WHAT YOU WILL DO ▸ Write each record again exactly as it stands.
— START TASK INPUTS —
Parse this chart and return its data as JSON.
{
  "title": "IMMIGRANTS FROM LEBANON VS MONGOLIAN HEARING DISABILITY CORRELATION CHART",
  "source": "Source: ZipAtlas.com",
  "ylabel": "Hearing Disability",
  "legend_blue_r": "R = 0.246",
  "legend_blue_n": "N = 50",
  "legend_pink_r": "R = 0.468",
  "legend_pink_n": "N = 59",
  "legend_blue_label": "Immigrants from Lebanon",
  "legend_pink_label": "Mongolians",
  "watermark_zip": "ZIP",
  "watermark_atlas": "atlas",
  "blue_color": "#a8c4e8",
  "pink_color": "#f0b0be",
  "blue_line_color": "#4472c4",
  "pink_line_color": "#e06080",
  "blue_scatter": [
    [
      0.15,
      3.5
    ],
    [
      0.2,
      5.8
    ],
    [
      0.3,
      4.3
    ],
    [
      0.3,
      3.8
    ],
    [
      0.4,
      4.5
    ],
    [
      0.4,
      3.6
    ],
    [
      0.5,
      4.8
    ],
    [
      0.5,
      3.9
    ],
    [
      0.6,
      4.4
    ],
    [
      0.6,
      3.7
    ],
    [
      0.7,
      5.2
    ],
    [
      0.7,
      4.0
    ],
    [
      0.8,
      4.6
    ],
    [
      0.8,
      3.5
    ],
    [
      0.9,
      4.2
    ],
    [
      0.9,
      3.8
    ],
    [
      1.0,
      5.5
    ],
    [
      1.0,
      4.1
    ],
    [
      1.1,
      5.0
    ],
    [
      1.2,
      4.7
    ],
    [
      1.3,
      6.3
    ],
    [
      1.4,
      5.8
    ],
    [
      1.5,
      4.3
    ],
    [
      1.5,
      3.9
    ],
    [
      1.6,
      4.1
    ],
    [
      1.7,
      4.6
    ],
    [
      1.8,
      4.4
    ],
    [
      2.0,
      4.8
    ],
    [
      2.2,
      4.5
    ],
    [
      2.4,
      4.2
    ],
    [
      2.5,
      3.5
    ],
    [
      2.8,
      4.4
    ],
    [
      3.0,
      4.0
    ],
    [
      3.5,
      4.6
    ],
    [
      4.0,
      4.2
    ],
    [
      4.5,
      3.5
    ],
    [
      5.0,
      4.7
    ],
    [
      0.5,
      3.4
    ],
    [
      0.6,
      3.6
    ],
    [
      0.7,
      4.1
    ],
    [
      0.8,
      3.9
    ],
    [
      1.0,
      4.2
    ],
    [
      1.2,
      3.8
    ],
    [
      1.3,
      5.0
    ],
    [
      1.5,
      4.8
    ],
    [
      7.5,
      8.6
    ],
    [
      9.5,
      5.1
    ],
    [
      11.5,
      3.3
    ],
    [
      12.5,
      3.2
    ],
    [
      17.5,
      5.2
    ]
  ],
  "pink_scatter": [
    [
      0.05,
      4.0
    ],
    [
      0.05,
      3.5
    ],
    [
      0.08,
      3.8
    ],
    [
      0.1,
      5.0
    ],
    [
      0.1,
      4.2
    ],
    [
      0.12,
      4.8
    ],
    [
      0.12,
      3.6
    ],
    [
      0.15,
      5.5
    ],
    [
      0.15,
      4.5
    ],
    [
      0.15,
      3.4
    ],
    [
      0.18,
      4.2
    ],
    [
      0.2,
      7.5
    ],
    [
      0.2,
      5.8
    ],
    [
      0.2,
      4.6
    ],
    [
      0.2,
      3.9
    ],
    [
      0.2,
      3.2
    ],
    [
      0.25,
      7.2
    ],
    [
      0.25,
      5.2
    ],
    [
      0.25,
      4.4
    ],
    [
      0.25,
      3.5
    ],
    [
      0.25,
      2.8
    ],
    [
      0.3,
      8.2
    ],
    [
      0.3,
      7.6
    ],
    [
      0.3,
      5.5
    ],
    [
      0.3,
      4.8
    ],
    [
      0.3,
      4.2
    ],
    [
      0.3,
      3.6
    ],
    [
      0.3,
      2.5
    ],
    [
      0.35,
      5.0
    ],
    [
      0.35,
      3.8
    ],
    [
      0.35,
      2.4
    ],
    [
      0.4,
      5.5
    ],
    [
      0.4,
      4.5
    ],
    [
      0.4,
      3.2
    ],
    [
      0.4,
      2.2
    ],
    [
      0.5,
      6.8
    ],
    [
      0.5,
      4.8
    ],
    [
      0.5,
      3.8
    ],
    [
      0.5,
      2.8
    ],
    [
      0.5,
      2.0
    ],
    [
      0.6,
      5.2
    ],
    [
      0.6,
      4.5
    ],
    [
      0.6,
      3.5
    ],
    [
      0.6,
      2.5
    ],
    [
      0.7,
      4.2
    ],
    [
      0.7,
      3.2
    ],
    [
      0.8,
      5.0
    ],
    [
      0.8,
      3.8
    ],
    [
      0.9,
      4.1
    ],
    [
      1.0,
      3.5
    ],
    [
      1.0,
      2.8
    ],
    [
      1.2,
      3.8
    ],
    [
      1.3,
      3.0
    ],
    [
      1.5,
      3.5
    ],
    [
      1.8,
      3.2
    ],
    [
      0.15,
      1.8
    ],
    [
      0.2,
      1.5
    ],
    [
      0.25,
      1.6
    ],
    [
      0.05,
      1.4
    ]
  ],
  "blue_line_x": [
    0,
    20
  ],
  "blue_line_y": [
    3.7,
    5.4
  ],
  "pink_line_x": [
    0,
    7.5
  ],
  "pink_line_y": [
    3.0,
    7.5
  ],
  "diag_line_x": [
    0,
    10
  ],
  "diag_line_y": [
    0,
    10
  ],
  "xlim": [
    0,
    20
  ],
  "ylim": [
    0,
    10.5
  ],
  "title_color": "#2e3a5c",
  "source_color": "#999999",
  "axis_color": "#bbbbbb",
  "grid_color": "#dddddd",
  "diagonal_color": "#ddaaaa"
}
— END TASK INPUTS —
PROBLEM SOLUTION ▸
Parse this chart and return its data as JSON.
{
  "title": "IMMIGRANTS FROM LEBANON VS MONGOLIAN HEARING DISABILITY CORRELATION CHART",
  "source": "Source: ZipAtlas.com",
  "ylabel": "Hearing Disability",
  "legend_blue_r": "R = 0.246",
  "legend_blue_n": "N = 50",
  "legend_pink_r": "R = 0.468",
  "legend_pink_n": "N = 59",
  "legend_blue_label": "Immigrants from Lebanon",
  "legend_pink_label": "Mongolians",
  "watermark_zip": "ZIP",
  "watermark_atlas": "atlas",
  "blue_color": "#a8c4e8",
  "pink_color": "#f0b0be",
  "blue_line_color": "#4472c4",
  "pink_line_color": "#e06080",
  "blue_scatter": [
    [
      0.15,
      3.5
    ],
    [
      0.2,
      5.8
    ],
    [
      0.3,
      4.3
    ],
    [
      0.3,
      3.8
    ],
    [
      0.4,
      4.5
    ],
    [
      0.4,
      3.6
    ],
    [
      0.5,
      4.8
    ],
    [
      0.5,
      3.9
    ],
    [
      0.6,
      4.4
    ],
    [
      0.6,
      3.7
    ],
    [
      0.7,
      5.2
    ],
    [
      0.7,
      4.0
    ],
    [
      0.8,
      4.6
    ],
    [
      0.8,
      3.5
    ],
    [
      0.9,
      4.2
    ],
    [
      0.9,
      3.8
    ],
    [
      1.0,
      5.5
    ],
    [
      1.0,
      4.1
    ],
    [
      1.1,
      5.0
    ],
    [
      1.2,
      4.7
    ],
    [
      1.3,
      6.3
    ],
    [
      1.4,
      5.8
    ],
    [
      1.5,
      4.3
    ],
    [
      1.5,
      3.9
    ],
    [
      1.6,
      4.1
    ],
    [
      1.7,
      4.6
    ],
    [
      1.8,
      4.4
    ],
    [
      2.0,
      4.8
    ],
    [
      2.2,
      4.5
    ],
    [
      2.4,
      4.2
    ],
    [
      2.5,
      3.5
    ],
    [
      2.8,
      4.4
    ],
    [
      3.0,
      4.0
    ],
    [
      3.5,
      4.6
    ],
    [
      4.0,
      4.2
    ],
    [
      4.5,
      3.5
    ],
    [
      5.0,
      4.7
    ],
    [
      0.5,
      3.4
    ],
    [
      0.6,
      3.6
    ],
    [
      0.7,
      4.1
    ],
    [
      0.8,
      3.9
    ],
    [
      1.0,
      4.2
    ],
    [
      1.2,
      3.8
    ],
    [
      1.3,
      5.0
    ],
    [
      1.5,
      4.8
    ],
    [
      7.5,
      8.6
    ],
    [
      9.5,
      5.1
    ],
    [
      11.5,
      3.3
    ],
    [
      12.5,
      3.2
    ],
    [
      17.5,
      5.2
    ]
  ],
  "pink_scatter": [
    [
      0.05,
      4.0
    ],
    [
      0.05,
      3.5
    ],
    [
      0.08,
      3.8
    ],
    [
      0.1,
      5.0
    ],
    [
      0.1,
      4.2
    ],
    [
      0.12,
      4.8
    ],
    [
      0.12,
      3.6
    ],
    [
      0.15,
      5.5
    ],
    [
      0.15,
      4.5
    ],
    [
      0.15,
      3.4
    ],
    [
      0.18,
      4.2
    ],
    [
      0.2,
      7.5
    ],
    [
      0.2,
      5.8
    ],
    [
      0.2,
      4.6
    ],
    [
      0.2,
      3.9
    ],
    [
      0.2,
      3.2
    ],
    [
      0.25,
      7.2
    ],
    [
      0.25,
      5.2
    ],
    [
      0.25,
      4.4
    ],
    [
      0.25,
      3.5
    ],
    [
      0.25,
      2.8
    ],
    [
      0.3,
      8.2
    ],
    [
      0.3,
      7.6
    ],
    [
      0.3,
      5.5
    ],
    [
      0.3,
      4.8
    ],
    [
      0.3,
      4.2
    ],
    [
      0.3,
      3.6
    ],
    [
      0.3,
      2.5
    ],
    [
      0.35,
      5.0
    ],
    [
      0.35,
      3.8
    ],
    [
      0.35,
      2.4
    ],
    [
      0.4,
      5.5
    ],
    [
      0.4,
      4.5
    ],
    [
      0.4,
      3.2
    ],
    [
      0.4,
      2.2
    ],
    [
      0.5,
      6.8
    ],
    [
      0.5,
      4.8
    ],
    [
      0.5,
      3.8
    ],
    [
      0.5,
      2.8
    ],
    [
      0.5,
      2.0
    ],
    [
      0.6,
      5.2
    ],
    [
      0.6,
      4.5
    ],
    [
      0.6,
      3.5
    ],
    [
      0.6,
      2.5
    ],
    [
      0.7,
      4.2
    ],
    [
      0.7,
      3.2
    ],
    [
      0.8,
      5.0
    ],
    [
      0.8,
      3.8
    ],
    [
      0.9,
      4.1
    ],
    [
      1.0,
      3.5
    ],
    [
      1.0,
      2.8
    ],
    [
      1.2,
      3.8
    ],
    [
      1.3,
      3.0
    ],
    [
      1.5,
      3.5
    ],
    [
      1.8,
      3.2
    ],
    [
      0.15,
      1.8
    ],
    [
      0.2,
      1.5
    ],
    [
      0.25,
      1.6
    ],
    [
      0.05,
      1.4
    ]
  ],
  "blue_line_x": [
    0,
    20
  ],
  "blue_line_y": [
    3.7,
    5.4
  ],
  "pink_line_x": [
    0,
    7.5
  ],
  "pink_line_y": [
    3.0,
    7.5
  ],
  "diag_line_x": [
    0,
    10
  ],
  "diag_line_y": [
    0,
    10
  ],
  "xlim": [
    0,
    20
  ],
  "ylim": [
    0,
    10.5
  ],
  "title_color": "#2e3a5c",
  "source_color": "#999999",
  "axis_color": "#bbbbbb",
  "grid_color": "#dddddd",
  "diagonal_color": "#ddaaaa"
}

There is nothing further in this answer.